Repeat every line of the data exactly, but not the pictures.

Data records:
--------
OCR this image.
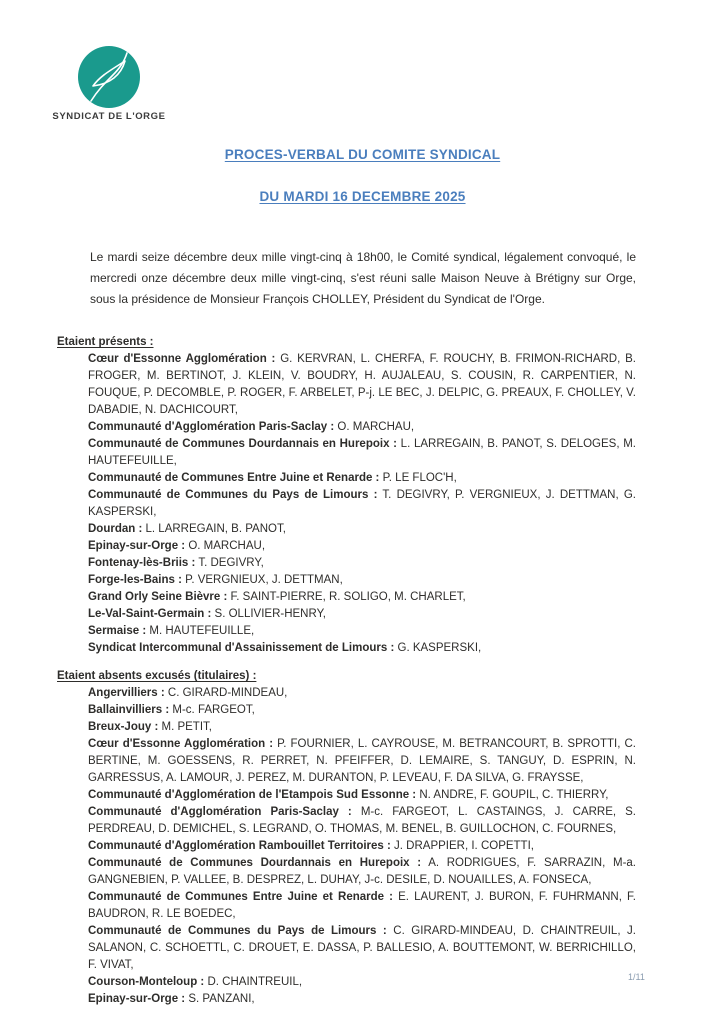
SYNDICAT DE L'ORGE
PROCES-VERBAL DU COMITE SYNDICAL
DU MARDI 16 DECEMBRE 2025

Le mardi seize décembre deux mille vingt-cinq à 18h00, le Comité syndical, légalement convoqué, le mercredi onze décembre deux mille vingt-cinq, s'est réuni salle Maison Neuve à Brétigny sur Orge, sous la présidence de Monsieur François CHOLLEY, Président du Syndicat de l'Orge.

Etaient présents :

Cœur d'Essonne Agglomération : G. KERVRAN, L. CHERFA, F. ROUCHY, B. FRIMON-RICHARD, B. FROGER, M. BERTINOT, J. KLEIN, V. BOUDRY, H. AUJALEAU, S. COUSIN, R. CARPENTIER, N. FOUQUE, P. DECOMBLE, P. ROGER, F. ARBELET, P-j. LE BEC, J. DELPIC, G. PREAUX, F. CHOLLEY, V. DABADIE, N. DACHICOURT,

Communauté d'Agglomération Paris-Saclay : O. MARCHAU,

Communauté de Communes Dourdannais en Hurepoix : L. LARREGAIN, B. PANOT, S. DELOGES, M. HAUTEFEUILLE,

Communauté de Communes Entre Juine et Renarde : P. LE FLOC'H,

Communauté de Communes du Pays de Limours : T. DEGIVRY, P. VERGNIEUX, J. DETTMAN, G. KASPERSKI,

Dourdan : L. LARREGAIN, B. PANOT,

Epinay-sur-Orge : O. MARCHAU,

Fontenay-lès-Briis : T. DEGIVRY,

Forge-les-Bains : P. VERGNIEUX, J. DETTMAN,

Grand Orly Seine Bièvre : F. SAINT-PIERRE, R. SOLIGO, M. CHARLET,

Le-Val-Saint-Germain : S. OLLIVIER-HENRY,

Sermaise : M. HAUTEFEUILLE,

Syndicat Intercommunal d'Assainissement de Limours : G. KASPERSKI,

Etaient absents excusés (titulaires) :

Angervilliers : C. GIRARD-MINDEAU,

Ballainvilliers : M-c. FARGEOT,

Breux-Jouy : M. PETIT,

Cœur d'Essonne Agglomération : P. FOURNIER, L. CAYROUSE, M. BETRANCOURT, B. SPROTTI, C. BERTINE, M. GOESSENS, R. PERRET, N. PFEIFFER, D. LEMAIRE, S. TANGUY, D. ESPRIN, N. GARRESSUS, A. LAMOUR, J. PEREZ, M. DURANTON, P. LEVEAU, F. DA SILVA, G. FRAYSSE,

Communauté d'Agglomération de l'Etampois Sud Essonne : N. ANDRE, F. GOUPIL, C. THIERRY,

Communauté d'Agglomération Paris-Saclay : M-c. FARGEOT, L. CASTAINGS, J. CARRE, S. PERDREAU, D. DEMICHEL, S. LEGRAND, O. THOMAS, M. BENEL, B. GUILLOCHON, C. FOURNES,

Communauté d'Agglomération Rambouillet Territoires : J. DRAPPIER, I. COPETTI,

Communauté de Communes Dourdannais en Hurepoix : A. RODRIGUES, F. SARRAZIN, M-a. GANGNEBIEN, P. VALLEE, B. DESPREZ, L. DUHAY, J-c. DESILE, D. NOUAILLES, A. FONSECA,

Communauté de Communes Entre Juine et Renarde : E. LAURENT, J. BURON, F. FUHRMANN, F. BAUDRON, R. LE BOEDEC,

Communauté de Communes du Pays de Limours : C. GIRARD-MINDEAU, D. CHAINTREUIL, J. SALANON, C. SCHOETTL, C. DROUET, E. DASSA, P. BALLESIO, A. BOUTTEMONT, W. BERRICHILLO, F. VIVAT,

Courson-Monteloup : D. CHAINTREUIL,

Epinay-sur-Orge : S. PANZANI,

1/11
--------
[The response]
OCR this image.
SYNDICAT DE L'ORGE
PROCES-VERBAL DU COMITE SYNDICAL
DU MARDI 16 DECEMBRE 2025

Le mardi seize décembre deux mille vingt-cinq à 18h00, le Comité syndical, légalement convoqué, le mercredi onze décembre deux mille vingt-cinq, s'est réuni salle Maison Neuve à Brétigny sur Orge, sous la présidence de Monsieur François CHOLLEY, Président du Syndicat de l'Orge.

Etaient présents :

Cœur d'Essonne Agglomération : G. KERVRAN, L. CHERFA, F. ROUCHY, B. FRIMON-RICHARD, B. FROGER, M. BERTINOT, J. KLEIN, V. BOUDRY, H. AUJALEAU, S. COUSIN, R. CARPENTIER, N. FOUQUE, P. DECOMBLE, P. ROGER, F. ARBELET, P-j. LE BEC, J. DELPIC, G. PREAUX, F. CHOLLEY, V. DABADIE, N. DACHICOURT,

Communauté d'Agglomération Paris-Saclay : O. MARCHAU,

Communauté de Communes Dourdannais en Hurepoix : L. LARREGAIN, B. PANOT, S. DELOGES, M. HAUTEFEUILLE,

Communauté de Communes Entre Juine et Renarde : P. LE FLOC'H,

Communauté de Communes du Pays de Limours : T. DEGIVRY, P. VERGNIEUX, J. DETTMAN, G. KASPERSKI,

Dourdan : L. LARREGAIN, B. PANOT,

Epinay-sur-Orge : O. MARCHAU,

Fontenay-lès-Briis : T. DEGIVRY,

Forge-les-Bains : P. VERGNIEUX, J. DETTMAN,

Grand Orly Seine Bièvre : F. SAINT-PIERRE, R. SOLIGO, M. CHARLET,

Le-Val-Saint-Germain : S. OLLIVIER-HENRY,

Sermaise : M. HAUTEFEUILLE,

Syndicat Intercommunal d'Assainissement de Limours : G. KASPERSKI,

Etaient absents excusés (titulaires) :

Angervilliers : C. GIRARD-MINDEAU,

Ballainvilliers : M-c. FARGEOT,

Breux-Jouy : M. PETIT,

Cœur d'Essonne Agglomération : P. FOURNIER, L. CAYROUSE, M. BETRANCOURT, B. SPROTTI, C. BERTINE, M. GOESSENS, R. PERRET, N. PFEIFFER, D. LEMAIRE, S. TANGUY, D. ESPRIN, N. GARRESSUS, A. LAMOUR, J. PEREZ, M. DURANTON, P. LEVEAU, F. DA SILVA, G. FRAYSSE,

Communauté d'Agglomération de l'Etampois Sud Essonne : N. ANDRE, F. GOUPIL, C. THIERRY,

Communauté d'Agglomération Paris-Saclay : M-c. FARGEOT, L. CASTAINGS, J. CARRE, S. PERDREAU, D. DEMICHEL, S. LEGRAND, O. THOMAS, M. BENEL, B. GUILLOCHON, C. FOURNES,

Communauté d'Agglomération Rambouillet Territoires : J. DRAPPIER, I. COPETTI,

Communauté de Communes Dourdannais en Hurepoix : A. RODRIGUES, F. SARRAZIN, M-a. GANGNEBIEN, P. VALLEE, B. DESPREZ, L. DUHAY, J-c. DESILE, D. NOUAILLES, A. FONSECA,

Communauté de Communes Entre Juine et Renarde : E. LAURENT, J. BURON, F. FUHRMANN, F. BAUDRON, R. LE BOEDEC,

Communauté de Communes du Pays de Limours : C. GIRARD-MINDEAU, D. CHAINTREUIL, J. SALANON, C. SCHOETTL, C. DROUET, E. DASSA, P. BALLESIO, A. BOUTTEMONT, W. BERRICHILLO, F. VIVAT,

Courson-Monteloup : D. CHAINTREUIL,

Epinay-sur-Orge : S. PANZANI,

1/11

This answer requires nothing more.